- [RECORD SET]:
★ ★ ★ ★ ★ ★ ★
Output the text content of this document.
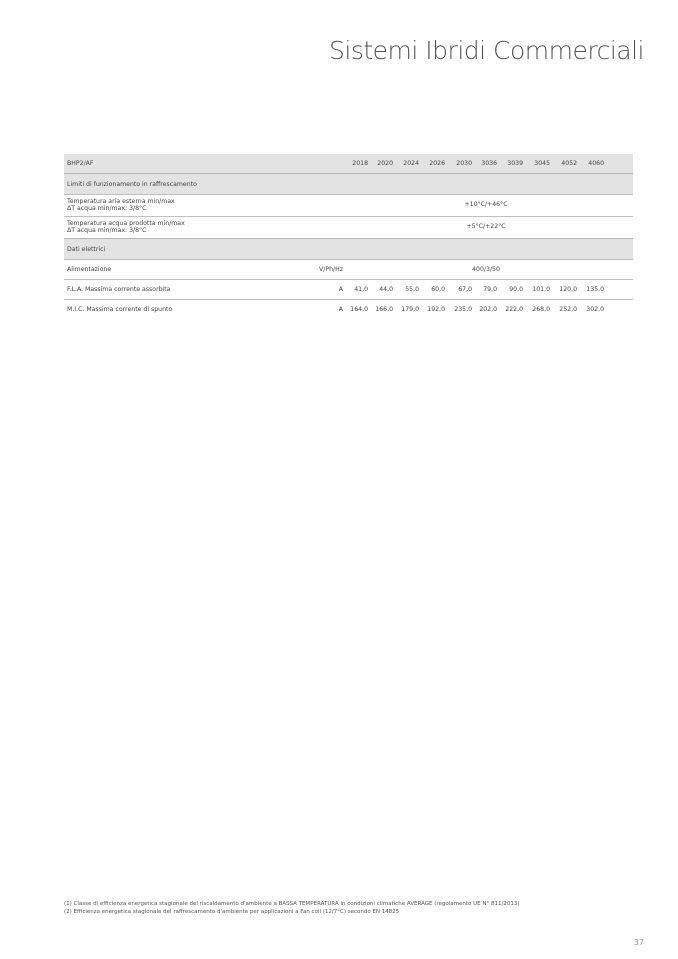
Sistemi Ibridi Commerciali
BHP2/AF		2018	2020	2024	2026	2030	3036	3039	3045	4052	4060	
Limiti di funzionamento in raffrescamento												

Temperatura aria esterna min/max
ΔT acqua min/max: 3/8°C						+10°C/+46°C						

Temperatura acqua prodotta min/max
ΔT acqua min/max: 3/8°C						+5°C/+22°C						
Dati elettrici												
Alimentazione	V/Ph/Hz					400/3/50						
F.L.A. Massima corrente assorbita	A	41,0	44,0	55,0	60,0	67,0	79,0	90,0	101,0	120,0	135,0	
M.I.C. Massima corrente di spunto	A	164,0	166,0	179,0	192,0	235,0	202,0	222,0	268,0	252,0	302,0	
(1) Classe di efficienza energetica stagionale del riscaldamento d'ambiente a BASSA TEMPERATURA in condizioni climatiche AVERAGE (regolamento UE N° 811/2013)
(2) Efficienza energetica stagionale del raffrescamento d'ambiente per applicazioni a Fan coil (12/7°C) secondo EN 14825
37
★ ★ ★ ★ ★ ★ ★
In your copy of the records, include no pictures; repeat everything else exactly.

- [RESPONSE TO THE TASK]:
Output the text content of this document.
Sistemi Ibridi Commerciali
BHP2/AF		2018	2020	2024	2026	2030	3036	3039	3045	4052	4060	
Limiti di funzionamento in raffrescamento												

Temperatura aria esterna min/max
ΔT acqua min/max: 3/8°C						+10°C/+46°C						

Temperatura acqua prodotta min/max
ΔT acqua min/max: 3/8°C						+5°C/+22°C						
Dati elettrici												
Alimentazione	V/Ph/Hz					400/3/50						
F.L.A. Massima corrente assorbita	A	41,0	44,0	55,0	60,0	67,0	79,0	90,0	101,0	120,0	135,0	
M.I.C. Massima corrente di spunto	A	164,0	166,0	179,0	192,0	235,0	202,0	222,0	268,0	252,0	302,0	
(1) Classe di efficienza energetica stagionale del riscaldamento d'ambiente a BASSA TEMPERATURA in condizioni climatiche AVERAGE (regolamento UE N° 811/2013)
(2) Efficienza energetica stagionale del raffrescamento d'ambiente per applicazioni a Fan coil (12/7°C) secondo EN 14825
37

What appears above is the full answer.